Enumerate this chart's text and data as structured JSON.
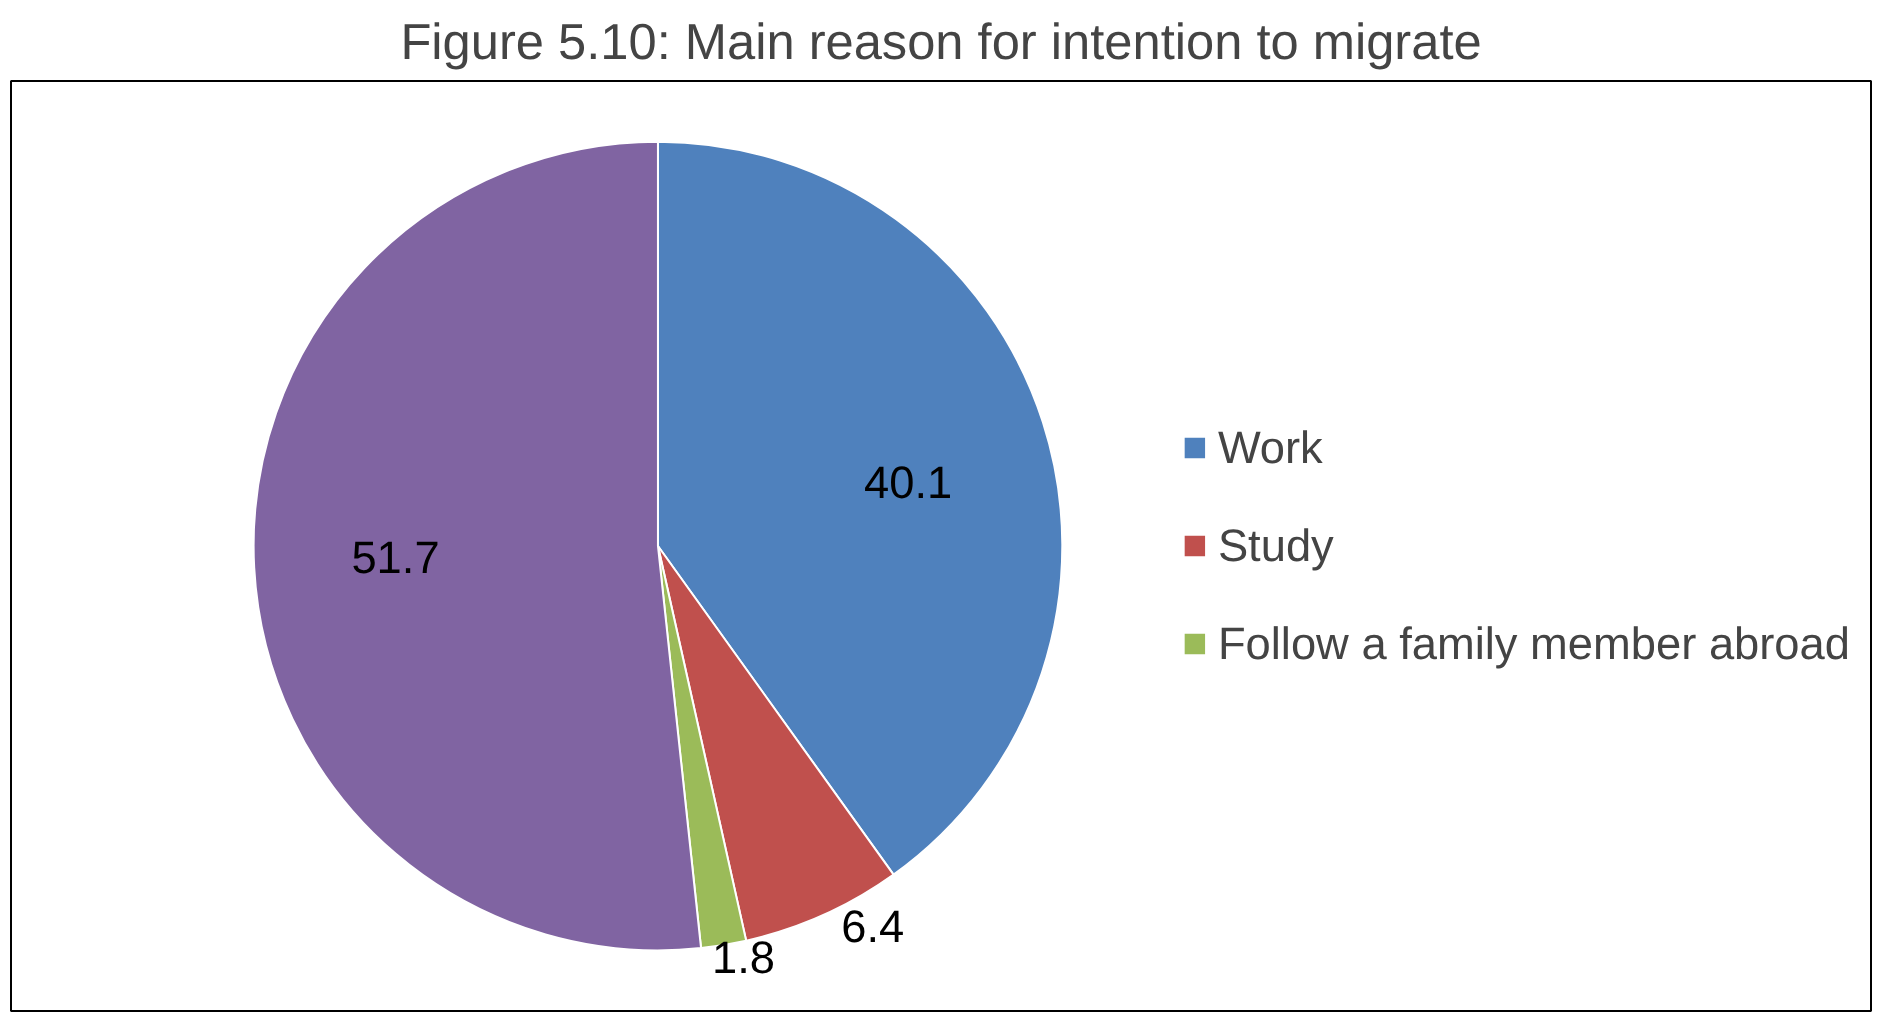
{
  "chart_data": {
    "type": "pie",
    "title": "Figure 5.10: Main reason for intention to migrate",
    "categories": [
      "Work",
      "Study",
      "Follow a family member abroad",
      null
    ],
    "values": [
      40.1,
      6.4,
      1.8,
      51.7
    ],
    "colors": [
      "#4f81bd",
      "#c0504d",
      "#9bbb59",
      "#8064a2"
    ],
    "data_labels": true,
    "legend": "right"
  }
}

# Given problem:
Copy out the entries verbatim and leave the images out.

# Result:
Enumerate this chart's text and data as structured JSON.
{
  "chart_data": {
    "type": "pie",
    "title": "Figure 5.10: Main reason for intention to migrate",
    "categories": [
      "Work",
      "Study",
      "Follow a family member abroad",
      null
    ],
    "values": [
      40.1,
      6.4,
      1.8,
      51.7
    ],
    "colors": [
      "#4f81bd",
      "#c0504d",
      "#9bbb59",
      "#8064a2"
    ],
    "data_labels": true,
    "legend": "right"
  }
}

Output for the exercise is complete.